◆ Do this
Find each line with the word "sedang" in it, then give the total alone.

^^^^

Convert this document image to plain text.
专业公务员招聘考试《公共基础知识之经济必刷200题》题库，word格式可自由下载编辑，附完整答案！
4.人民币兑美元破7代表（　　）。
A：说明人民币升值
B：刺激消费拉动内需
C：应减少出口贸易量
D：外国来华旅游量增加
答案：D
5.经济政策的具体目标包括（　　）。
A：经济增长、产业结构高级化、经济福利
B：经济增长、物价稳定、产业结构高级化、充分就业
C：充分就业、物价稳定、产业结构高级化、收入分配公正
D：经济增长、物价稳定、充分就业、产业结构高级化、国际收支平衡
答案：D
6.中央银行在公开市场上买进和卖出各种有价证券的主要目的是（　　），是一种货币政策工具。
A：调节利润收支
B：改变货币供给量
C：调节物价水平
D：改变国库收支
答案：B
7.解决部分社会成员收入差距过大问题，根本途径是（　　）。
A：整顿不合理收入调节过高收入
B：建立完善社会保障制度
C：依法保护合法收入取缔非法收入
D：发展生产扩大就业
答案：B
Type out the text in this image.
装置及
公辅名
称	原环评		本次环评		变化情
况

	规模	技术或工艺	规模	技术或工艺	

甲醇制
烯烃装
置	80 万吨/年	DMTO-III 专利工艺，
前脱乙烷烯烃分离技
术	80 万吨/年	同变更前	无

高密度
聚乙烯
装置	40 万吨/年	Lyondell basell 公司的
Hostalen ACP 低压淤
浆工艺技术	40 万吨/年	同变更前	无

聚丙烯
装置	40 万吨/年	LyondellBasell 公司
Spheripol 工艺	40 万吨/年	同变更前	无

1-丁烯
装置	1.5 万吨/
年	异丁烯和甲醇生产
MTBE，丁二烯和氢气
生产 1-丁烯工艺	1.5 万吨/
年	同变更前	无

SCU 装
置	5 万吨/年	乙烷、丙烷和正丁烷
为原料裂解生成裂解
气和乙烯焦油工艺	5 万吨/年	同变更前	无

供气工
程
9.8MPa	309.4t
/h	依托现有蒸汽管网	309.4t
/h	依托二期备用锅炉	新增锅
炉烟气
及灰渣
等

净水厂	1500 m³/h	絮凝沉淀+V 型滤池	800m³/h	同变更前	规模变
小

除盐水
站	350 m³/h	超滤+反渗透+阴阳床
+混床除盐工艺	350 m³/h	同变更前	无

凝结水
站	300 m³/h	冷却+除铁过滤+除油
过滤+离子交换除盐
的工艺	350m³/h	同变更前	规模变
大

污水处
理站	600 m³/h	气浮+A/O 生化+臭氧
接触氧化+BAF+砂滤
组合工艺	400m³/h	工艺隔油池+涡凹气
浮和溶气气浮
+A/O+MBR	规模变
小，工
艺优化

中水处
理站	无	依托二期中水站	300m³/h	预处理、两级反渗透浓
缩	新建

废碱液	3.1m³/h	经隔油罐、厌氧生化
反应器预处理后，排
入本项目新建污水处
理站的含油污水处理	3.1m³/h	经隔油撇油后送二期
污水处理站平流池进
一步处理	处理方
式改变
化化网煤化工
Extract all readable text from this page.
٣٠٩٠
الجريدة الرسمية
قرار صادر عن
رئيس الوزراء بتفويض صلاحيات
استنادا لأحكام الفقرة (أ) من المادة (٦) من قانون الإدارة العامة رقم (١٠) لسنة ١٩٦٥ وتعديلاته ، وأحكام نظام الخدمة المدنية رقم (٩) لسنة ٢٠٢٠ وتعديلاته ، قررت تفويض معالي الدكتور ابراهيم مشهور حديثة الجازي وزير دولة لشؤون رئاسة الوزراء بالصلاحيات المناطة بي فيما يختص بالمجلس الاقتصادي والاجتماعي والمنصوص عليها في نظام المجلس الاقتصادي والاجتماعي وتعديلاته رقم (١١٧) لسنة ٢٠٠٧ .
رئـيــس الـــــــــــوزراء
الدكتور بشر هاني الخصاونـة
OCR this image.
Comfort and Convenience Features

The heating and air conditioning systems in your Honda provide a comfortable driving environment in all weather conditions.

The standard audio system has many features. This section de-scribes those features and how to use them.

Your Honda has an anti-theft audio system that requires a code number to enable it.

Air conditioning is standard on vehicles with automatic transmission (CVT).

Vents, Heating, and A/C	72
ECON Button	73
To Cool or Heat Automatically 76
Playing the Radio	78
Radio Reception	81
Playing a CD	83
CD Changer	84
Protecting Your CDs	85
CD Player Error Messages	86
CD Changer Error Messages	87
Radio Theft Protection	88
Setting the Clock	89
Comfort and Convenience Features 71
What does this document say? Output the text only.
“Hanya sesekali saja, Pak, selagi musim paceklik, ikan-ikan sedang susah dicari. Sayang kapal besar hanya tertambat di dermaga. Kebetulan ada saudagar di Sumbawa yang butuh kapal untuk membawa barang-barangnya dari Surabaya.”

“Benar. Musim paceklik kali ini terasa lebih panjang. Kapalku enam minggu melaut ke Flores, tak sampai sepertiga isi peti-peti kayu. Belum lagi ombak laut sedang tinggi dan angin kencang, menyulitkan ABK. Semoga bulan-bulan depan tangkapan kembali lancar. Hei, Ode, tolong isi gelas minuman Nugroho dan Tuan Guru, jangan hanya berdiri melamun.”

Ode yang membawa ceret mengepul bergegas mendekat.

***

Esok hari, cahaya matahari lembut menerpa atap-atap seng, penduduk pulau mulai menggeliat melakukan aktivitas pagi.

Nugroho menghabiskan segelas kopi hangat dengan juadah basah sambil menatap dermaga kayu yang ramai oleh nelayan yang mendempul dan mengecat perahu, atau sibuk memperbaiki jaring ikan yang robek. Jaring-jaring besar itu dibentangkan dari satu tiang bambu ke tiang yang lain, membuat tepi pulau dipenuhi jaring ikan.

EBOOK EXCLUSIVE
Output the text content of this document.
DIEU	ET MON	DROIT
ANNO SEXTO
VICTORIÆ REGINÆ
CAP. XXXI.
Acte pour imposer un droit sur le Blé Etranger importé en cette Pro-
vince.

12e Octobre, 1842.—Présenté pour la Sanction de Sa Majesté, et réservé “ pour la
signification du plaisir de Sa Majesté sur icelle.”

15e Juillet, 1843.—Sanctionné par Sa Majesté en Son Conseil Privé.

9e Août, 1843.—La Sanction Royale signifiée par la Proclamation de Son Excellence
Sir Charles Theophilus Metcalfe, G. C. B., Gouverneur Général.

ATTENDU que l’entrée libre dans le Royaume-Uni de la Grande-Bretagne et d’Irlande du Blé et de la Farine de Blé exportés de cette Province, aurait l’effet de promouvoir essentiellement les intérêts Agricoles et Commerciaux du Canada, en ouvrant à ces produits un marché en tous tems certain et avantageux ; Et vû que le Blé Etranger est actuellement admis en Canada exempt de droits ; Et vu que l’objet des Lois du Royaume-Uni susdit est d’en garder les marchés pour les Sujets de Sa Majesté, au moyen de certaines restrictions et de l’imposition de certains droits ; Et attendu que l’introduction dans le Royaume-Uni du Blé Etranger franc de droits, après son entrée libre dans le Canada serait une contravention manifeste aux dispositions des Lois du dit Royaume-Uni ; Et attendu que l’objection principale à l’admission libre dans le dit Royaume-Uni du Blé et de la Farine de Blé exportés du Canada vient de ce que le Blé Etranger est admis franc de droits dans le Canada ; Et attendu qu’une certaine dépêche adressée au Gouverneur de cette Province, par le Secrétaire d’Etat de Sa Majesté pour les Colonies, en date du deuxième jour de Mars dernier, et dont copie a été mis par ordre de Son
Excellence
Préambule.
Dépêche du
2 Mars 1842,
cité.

^^^^

◆ Written answer
2